* JOB *
Copy out every line that contains "Shale".

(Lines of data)
-.-.-

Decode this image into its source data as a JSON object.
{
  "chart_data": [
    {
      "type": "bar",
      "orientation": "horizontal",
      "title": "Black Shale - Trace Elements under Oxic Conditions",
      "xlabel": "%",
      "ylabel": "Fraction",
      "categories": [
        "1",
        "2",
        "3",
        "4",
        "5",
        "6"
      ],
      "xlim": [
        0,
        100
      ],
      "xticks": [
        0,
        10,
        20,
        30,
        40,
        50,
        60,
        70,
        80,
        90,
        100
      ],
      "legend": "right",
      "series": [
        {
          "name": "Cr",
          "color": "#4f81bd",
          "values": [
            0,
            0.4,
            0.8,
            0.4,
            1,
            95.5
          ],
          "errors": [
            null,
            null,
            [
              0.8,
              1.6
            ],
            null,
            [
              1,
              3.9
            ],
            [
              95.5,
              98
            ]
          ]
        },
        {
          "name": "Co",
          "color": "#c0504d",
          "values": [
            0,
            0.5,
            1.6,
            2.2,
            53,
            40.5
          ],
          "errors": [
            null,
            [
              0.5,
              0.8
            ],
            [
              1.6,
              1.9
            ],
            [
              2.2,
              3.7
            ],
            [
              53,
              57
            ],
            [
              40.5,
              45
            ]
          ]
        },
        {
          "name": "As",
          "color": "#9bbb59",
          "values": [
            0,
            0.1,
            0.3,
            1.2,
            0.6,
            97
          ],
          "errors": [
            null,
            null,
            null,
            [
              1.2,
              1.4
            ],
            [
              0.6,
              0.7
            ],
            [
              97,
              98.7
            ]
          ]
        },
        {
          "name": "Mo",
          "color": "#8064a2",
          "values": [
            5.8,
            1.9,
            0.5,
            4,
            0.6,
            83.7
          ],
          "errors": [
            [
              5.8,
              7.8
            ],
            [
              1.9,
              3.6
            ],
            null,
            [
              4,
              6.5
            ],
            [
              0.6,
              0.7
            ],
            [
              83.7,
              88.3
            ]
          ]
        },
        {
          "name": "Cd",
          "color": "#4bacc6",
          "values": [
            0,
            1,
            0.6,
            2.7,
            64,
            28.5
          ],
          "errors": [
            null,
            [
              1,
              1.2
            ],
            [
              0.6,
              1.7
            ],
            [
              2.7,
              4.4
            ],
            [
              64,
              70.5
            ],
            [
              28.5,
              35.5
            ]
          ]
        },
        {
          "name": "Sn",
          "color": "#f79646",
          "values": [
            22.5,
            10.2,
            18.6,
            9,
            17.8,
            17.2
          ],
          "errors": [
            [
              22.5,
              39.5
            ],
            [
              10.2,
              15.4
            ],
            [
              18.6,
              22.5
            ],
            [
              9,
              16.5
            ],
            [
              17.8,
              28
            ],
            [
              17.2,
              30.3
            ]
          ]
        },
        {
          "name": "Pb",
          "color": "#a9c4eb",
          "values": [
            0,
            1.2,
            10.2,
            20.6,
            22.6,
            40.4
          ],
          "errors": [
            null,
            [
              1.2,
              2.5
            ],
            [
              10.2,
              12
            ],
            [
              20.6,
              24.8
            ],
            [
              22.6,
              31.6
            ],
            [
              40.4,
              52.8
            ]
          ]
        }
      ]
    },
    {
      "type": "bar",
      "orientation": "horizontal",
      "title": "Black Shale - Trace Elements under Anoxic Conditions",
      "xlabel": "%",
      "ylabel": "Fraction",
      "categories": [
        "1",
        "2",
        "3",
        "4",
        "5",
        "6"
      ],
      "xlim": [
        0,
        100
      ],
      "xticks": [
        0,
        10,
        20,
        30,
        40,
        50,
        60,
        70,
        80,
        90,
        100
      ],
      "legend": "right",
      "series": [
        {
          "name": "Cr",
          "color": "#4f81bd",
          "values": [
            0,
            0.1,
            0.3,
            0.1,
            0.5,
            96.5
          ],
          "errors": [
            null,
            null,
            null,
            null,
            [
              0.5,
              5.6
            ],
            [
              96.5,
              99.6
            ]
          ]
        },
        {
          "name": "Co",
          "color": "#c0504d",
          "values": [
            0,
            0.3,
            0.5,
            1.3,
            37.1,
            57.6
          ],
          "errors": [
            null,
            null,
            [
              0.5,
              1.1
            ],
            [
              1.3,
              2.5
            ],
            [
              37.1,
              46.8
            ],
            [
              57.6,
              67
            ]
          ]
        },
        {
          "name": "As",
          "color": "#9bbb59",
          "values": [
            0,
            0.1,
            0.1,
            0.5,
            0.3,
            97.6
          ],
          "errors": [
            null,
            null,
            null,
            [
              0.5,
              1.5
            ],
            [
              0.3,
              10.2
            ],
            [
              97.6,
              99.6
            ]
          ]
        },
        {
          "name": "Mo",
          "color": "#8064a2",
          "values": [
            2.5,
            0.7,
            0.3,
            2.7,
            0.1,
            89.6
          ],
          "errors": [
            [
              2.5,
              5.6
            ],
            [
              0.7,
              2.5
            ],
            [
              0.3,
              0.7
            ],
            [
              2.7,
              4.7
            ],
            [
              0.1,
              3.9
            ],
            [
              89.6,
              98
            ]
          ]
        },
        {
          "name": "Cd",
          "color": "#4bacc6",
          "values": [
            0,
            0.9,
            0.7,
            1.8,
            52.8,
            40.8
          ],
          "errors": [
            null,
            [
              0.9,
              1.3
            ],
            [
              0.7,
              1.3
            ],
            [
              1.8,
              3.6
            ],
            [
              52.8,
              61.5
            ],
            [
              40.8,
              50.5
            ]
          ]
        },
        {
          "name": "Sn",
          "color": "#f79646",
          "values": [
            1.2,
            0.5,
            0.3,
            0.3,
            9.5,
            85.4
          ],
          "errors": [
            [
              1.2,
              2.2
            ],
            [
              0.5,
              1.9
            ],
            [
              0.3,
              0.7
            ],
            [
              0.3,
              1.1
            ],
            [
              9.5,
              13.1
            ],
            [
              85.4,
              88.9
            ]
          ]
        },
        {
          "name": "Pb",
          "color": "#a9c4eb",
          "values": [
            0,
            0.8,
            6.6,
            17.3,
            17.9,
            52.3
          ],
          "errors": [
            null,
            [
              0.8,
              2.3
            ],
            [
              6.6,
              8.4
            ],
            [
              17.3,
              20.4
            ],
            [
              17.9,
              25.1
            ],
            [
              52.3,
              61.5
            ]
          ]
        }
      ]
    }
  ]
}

-.-.-

* TASK ANSWER *
      "title": "Black Shale - Trace Elements under Oxic Conditions",
      "title": "Black Shale - Trace Elements under Anoxic Conditions",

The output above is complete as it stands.